_RECORDS TO USE_.
------------------------------------

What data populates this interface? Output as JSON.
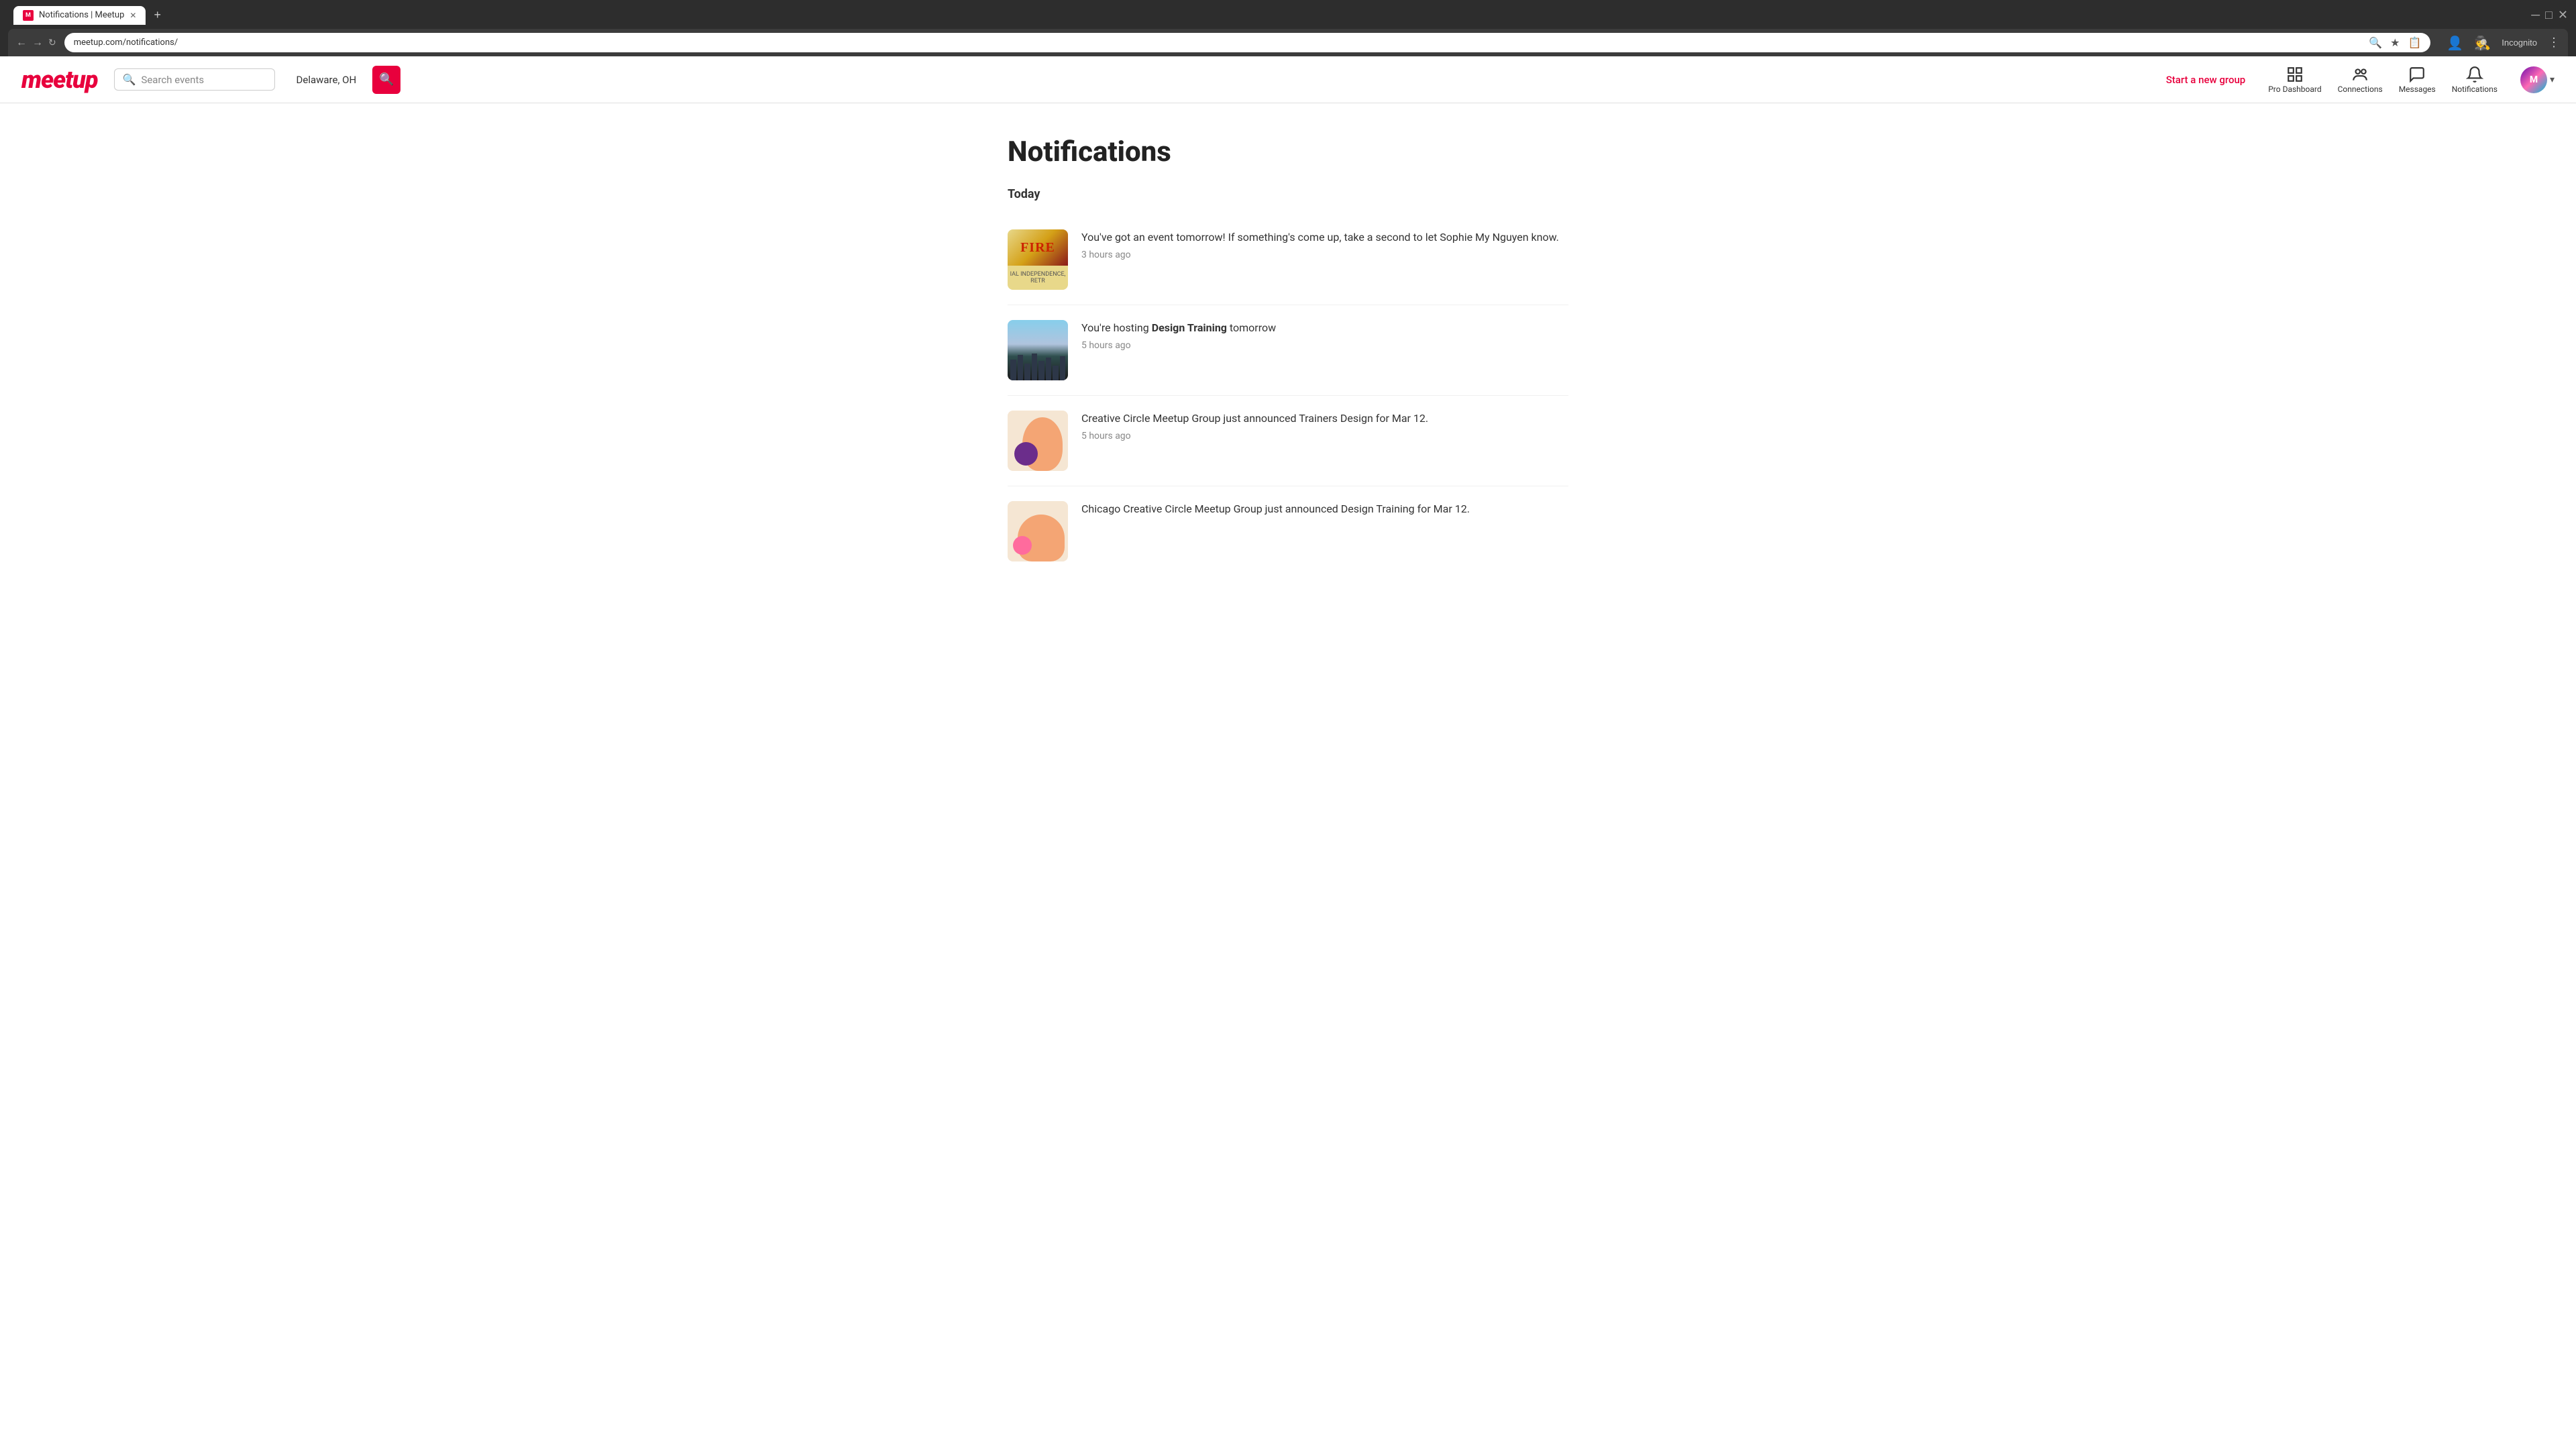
{
  "browser": {
    "tab_title": "Notifications | Meetup",
    "tab_favicon": "M",
    "url": "meetup.com/notifications/",
    "new_tab_label": "+",
    "nav": {
      "back_disabled": false,
      "forward_disabled": false
    },
    "address_bar_icons": [
      "🔍",
      "★",
      "📋"
    ],
    "incognito_label": "Incognito",
    "menu_label": "⋮"
  },
  "header": {
    "logo_text": "meetup",
    "search_placeholder": "Search events",
    "location": "Delaware, OH",
    "start_group": "Start a new group",
    "nav_items": [
      {
        "id": "pro-dashboard",
        "label": "Pro Dashboard"
      },
      {
        "id": "connections",
        "label": "Connections"
      },
      {
        "id": "messages",
        "label": "Messages"
      },
      {
        "id": "notifications",
        "label": "Notifications"
      }
    ]
  },
  "page": {
    "title": "Notifications",
    "section": "Today",
    "notifications": [
      {
        "id": "n1",
        "thumb_type": "fire",
        "message_plain": "You've got an event tomorrow! If something's come up, take a second to let Sophie My Nguyen know.",
        "message_bold": "",
        "time": "3 hours ago"
      },
      {
        "id": "n2",
        "thumb_type": "city",
        "message_pre": "You're hosting ",
        "message_bold": "Design Training",
        "message_post": " tomorrow",
        "time": "5 hours ago"
      },
      {
        "id": "n3",
        "thumb_type": "creative",
        "message_plain": "Creative Circle Meetup Group just announced Trainers Design for Mar 12.",
        "message_bold": "",
        "time": "5 hours ago"
      },
      {
        "id": "n4",
        "thumb_type": "chicago",
        "message_plain": "Chicago Creative Circle Meetup Group just announced Design Training for Mar 12.",
        "message_bold": "",
        "time": ""
      }
    ]
  }
}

------------------------------------

In the material above, find the lines that contain "just" and show them.

_REPLY TO THE EXERCISE_.
        "message_plain": "Creative Circle Meetup Group just announced Trainers Design for Mar 12.",
        "message_plain": "Chicago Creative Circle Meetup Group just announced Design Training for Mar 12.",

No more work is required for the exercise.